• Supplied information:
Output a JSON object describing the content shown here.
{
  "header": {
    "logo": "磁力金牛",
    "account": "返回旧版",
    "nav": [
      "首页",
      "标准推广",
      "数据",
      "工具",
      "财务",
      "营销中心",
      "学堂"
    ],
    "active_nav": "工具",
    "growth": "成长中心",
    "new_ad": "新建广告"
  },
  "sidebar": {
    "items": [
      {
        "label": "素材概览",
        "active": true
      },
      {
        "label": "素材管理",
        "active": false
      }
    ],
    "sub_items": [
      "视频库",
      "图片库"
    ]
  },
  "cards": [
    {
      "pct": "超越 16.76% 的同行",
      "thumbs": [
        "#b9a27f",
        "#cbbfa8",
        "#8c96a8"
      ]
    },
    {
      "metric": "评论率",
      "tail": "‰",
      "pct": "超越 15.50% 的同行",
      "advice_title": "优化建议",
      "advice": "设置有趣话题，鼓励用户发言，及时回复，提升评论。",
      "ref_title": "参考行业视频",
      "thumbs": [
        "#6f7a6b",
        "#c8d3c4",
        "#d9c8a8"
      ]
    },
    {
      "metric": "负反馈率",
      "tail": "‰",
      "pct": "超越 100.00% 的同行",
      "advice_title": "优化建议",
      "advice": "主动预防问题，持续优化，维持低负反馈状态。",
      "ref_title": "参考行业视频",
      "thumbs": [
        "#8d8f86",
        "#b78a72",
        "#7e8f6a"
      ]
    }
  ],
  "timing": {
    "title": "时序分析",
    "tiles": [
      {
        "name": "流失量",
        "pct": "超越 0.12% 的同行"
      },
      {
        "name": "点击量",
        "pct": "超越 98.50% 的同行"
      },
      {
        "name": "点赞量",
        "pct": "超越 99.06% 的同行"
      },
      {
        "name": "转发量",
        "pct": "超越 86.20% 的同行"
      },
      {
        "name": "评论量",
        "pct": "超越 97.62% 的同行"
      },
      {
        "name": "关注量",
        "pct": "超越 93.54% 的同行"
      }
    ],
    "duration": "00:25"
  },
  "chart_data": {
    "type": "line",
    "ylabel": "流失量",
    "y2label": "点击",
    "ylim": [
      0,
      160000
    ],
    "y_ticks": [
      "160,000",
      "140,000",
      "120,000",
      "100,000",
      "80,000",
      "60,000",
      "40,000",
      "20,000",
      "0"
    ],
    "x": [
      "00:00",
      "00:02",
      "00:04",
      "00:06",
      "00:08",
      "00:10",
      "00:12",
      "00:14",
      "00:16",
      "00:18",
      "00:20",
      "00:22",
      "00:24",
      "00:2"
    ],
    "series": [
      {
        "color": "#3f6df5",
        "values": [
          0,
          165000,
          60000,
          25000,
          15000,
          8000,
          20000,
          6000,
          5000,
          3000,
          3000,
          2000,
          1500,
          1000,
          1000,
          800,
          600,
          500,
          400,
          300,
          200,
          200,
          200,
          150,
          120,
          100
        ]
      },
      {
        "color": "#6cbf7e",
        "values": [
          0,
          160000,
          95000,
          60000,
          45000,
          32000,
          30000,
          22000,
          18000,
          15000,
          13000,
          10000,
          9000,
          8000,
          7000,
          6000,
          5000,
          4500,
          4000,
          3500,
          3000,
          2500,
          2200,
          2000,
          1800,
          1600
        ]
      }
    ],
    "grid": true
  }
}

• Written task: Pick out and copy every line that contains the word "name".

• Reply to the task:
        "name": "流失量",
        "name": "点击量",
        "name": "点赞量",
        "name": "转发量",
        "name": "评论量",
        "name": "关注量",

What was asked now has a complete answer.